INPUT:
☆ ☆ ☆
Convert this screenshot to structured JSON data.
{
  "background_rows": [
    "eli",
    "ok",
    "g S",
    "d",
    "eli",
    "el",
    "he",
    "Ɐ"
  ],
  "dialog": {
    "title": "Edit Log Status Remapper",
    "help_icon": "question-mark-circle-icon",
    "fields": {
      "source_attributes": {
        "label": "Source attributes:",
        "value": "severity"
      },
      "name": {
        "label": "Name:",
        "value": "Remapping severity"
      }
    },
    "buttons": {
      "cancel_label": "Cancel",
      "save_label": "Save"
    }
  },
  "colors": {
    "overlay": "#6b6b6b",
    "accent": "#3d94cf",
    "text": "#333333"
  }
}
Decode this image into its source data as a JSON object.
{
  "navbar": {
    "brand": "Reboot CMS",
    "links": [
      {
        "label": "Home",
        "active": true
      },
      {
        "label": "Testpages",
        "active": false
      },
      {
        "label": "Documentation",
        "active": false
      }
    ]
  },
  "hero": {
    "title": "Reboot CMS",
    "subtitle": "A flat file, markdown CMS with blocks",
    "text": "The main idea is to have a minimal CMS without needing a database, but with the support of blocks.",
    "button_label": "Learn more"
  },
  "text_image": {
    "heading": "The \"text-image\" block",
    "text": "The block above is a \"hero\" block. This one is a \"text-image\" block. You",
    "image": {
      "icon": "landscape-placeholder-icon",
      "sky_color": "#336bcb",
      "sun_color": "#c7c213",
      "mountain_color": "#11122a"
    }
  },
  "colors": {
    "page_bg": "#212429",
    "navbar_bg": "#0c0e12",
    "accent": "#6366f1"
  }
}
☆ ☆ ☆
EXERCISE DETAILS: Could you quote the material above in full, exactly as it stands?

RESPONSE TO THIS TASK:
Convert this screenshot to structured JSON data.
{
  "background_rows": [
    "eli",
    "ok",
    "g S",
    "d",
    "eli",
    "el",
    "he",
    "Ɐ"
  ],
  "dialog": {
    "title": "Edit Log Status Remapper",
    "help_icon": "question-mark-circle-icon",
    "fields": {
      "source_attributes": {
        "label": "Source attributes:",
        "value": "severity"
      },
      "name": {
        "label": "Name:",
        "value": "Remapping severity"
      }
    },
    "buttons": {
      "cancel_label": "Cancel",
      "save_label": "Save"
    }
  },
  "colors": {
    "overlay": "#6b6b6b",
    "accent": "#3d94cf",
    "text": "#333333"
  }
}
Decode this image into its source data as a JSON object.
{
  "navbar": {
    "brand": "Reboot CMS",
    "links": [
      {
        "label": "Home",
        "active": true
      },
      {
        "label": "Testpages",
        "active": false
      },
      {
        "label": "Documentation",
        "active": false
      }
    ]
  },
  "hero": {
    "title": "Reboot CMS",
    "subtitle": "A flat file, markdown CMS with blocks",
    "text": "The main idea is to have a minimal CMS without needing a database, but with the support of blocks.",
    "button_label": "Learn more"
  },
  "text_image": {
    "heading": "The \"text-image\" block",
    "text": "The block above is a \"hero\" block. This one is a \"text-image\" block. You",
    "image": {
      "icon": "landscape-placeholder-icon",
      "sky_color": "#336bcb",
      "sun_color": "#c7c213",
      "mountain_color": "#11122a"
    }
  },
  "colors": {
    "page_bg": "#212429",
    "navbar_bg": "#0c0e12",
    "accent": "#6366f1"
  }
}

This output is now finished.